# REQUIRED WORK
With the pictures omitted, write out the entries that follow exactly as they stand.
*** DATA SHOWN ***
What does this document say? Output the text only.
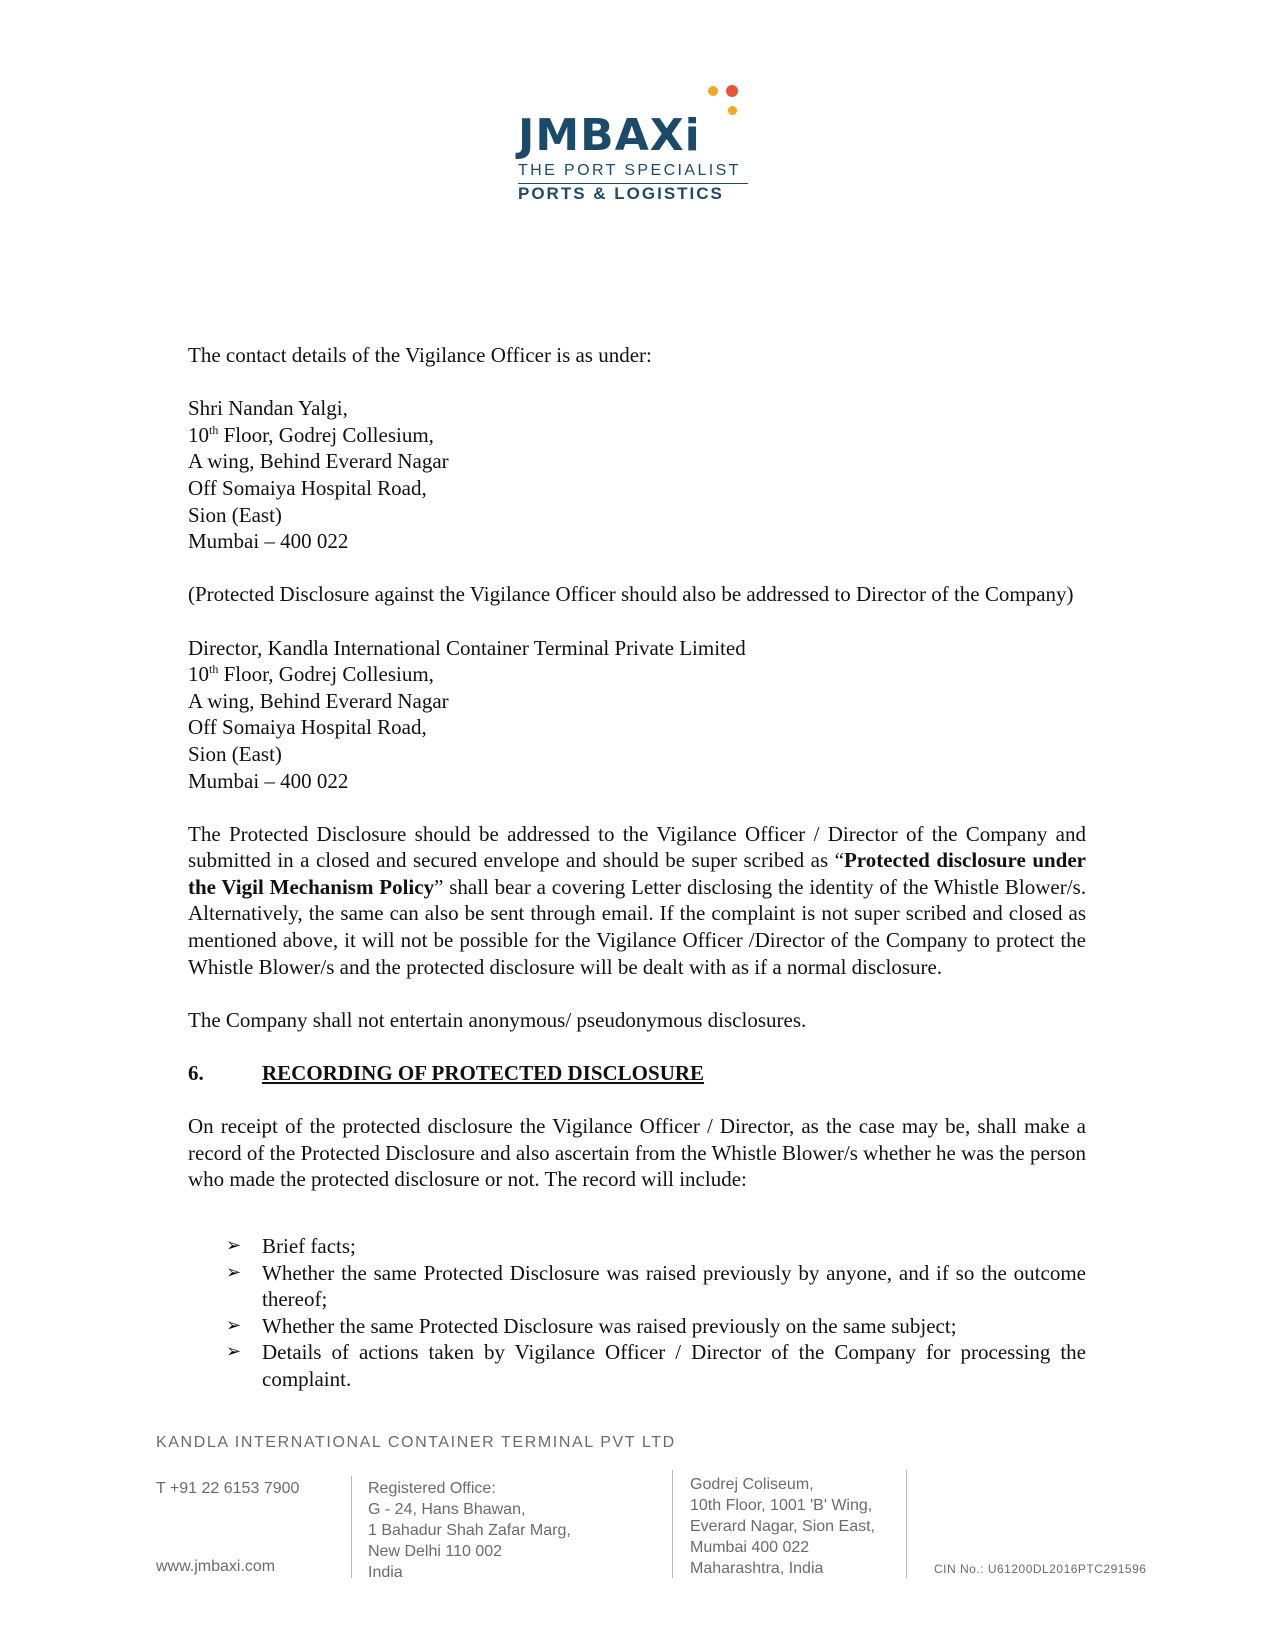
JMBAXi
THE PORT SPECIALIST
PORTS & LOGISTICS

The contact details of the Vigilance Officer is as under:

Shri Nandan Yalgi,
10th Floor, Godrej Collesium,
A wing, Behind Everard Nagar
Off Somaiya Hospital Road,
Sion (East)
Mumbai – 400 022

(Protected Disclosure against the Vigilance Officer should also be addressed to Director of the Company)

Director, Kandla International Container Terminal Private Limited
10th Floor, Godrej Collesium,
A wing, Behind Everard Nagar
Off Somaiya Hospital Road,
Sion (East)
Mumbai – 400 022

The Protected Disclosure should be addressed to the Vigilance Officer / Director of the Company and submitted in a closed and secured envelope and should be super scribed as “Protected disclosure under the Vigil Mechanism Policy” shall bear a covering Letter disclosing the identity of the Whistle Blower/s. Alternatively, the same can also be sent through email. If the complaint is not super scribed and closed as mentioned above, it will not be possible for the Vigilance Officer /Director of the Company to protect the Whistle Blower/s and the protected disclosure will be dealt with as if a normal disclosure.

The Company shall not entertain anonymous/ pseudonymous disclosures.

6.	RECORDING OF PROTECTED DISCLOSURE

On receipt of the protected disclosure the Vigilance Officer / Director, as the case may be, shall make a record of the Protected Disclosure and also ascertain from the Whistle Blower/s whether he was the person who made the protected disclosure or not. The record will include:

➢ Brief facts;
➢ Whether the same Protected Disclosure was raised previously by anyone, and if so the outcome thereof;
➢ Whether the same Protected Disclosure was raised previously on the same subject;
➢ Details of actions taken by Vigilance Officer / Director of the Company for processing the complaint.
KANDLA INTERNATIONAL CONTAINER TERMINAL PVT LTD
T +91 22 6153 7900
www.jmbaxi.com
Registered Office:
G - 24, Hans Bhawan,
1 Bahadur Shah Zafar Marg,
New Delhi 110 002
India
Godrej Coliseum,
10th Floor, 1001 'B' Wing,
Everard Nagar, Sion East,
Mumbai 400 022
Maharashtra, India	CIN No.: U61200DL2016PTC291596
***
# WRITTEN ANSWER
What does this document say? Output the text only.
JMBAXi
THE PORT SPECIALIST
PORTS & LOGISTICS

The contact details of the Vigilance Officer is as under:

Shri Nandan Yalgi,
10th Floor, Godrej Collesium,
A wing, Behind Everard Nagar
Off Somaiya Hospital Road,
Sion (East)
Mumbai – 400 022

(Protected Disclosure against the Vigilance Officer should also be addressed to Director of the Company)

Director, Kandla International Container Terminal Private Limited
10th Floor, Godrej Collesium,
A wing, Behind Everard Nagar
Off Somaiya Hospital Road,
Sion (East)
Mumbai – 400 022

The Protected Disclosure should be addressed to the Vigilance Officer / Director of the Company and submitted in a closed and secured envelope and should be super scribed as “Protected disclosure under the Vigil Mechanism Policy” shall bear a covering Letter disclosing the identity of the Whistle Blower/s. Alternatively, the same can also be sent through email. If the complaint is not super scribed and closed as mentioned above, it will not be possible for the Vigilance Officer /Director of the Company to protect the Whistle Blower/s and the protected disclosure will be dealt with as if a normal disclosure.

The Company shall not entertain anonymous/ pseudonymous disclosures.

6.	RECORDING OF PROTECTED DISCLOSURE

On receipt of the protected disclosure the Vigilance Officer / Director, as the case may be, shall make a record of the Protected Disclosure and also ascertain from the Whistle Blower/s whether he was the person who made the protected disclosure or not. The record will include:

➢ Brief facts;
➢ Whether the same Protected Disclosure was raised previously by anyone, and if so the outcome thereof;
➢ Whether the same Protected Disclosure was raised previously on the same subject;
➢ Details of actions taken by Vigilance Officer / Director of the Company for processing the complaint.
KANDLA INTERNATIONAL CONTAINER TERMINAL PVT LTD
T +91 22 6153 7900
www.jmbaxi.com
Registered Office:
G - 24, Hans Bhawan,
1 Bahadur Shah Zafar Marg,
New Delhi 110 002
India
Godrej Coliseum,
10th Floor, 1001 'B' Wing,
Everard Nagar, Sion East,
Mumbai 400 022
Maharashtra, India	CIN No.: U61200DL2016PTC291596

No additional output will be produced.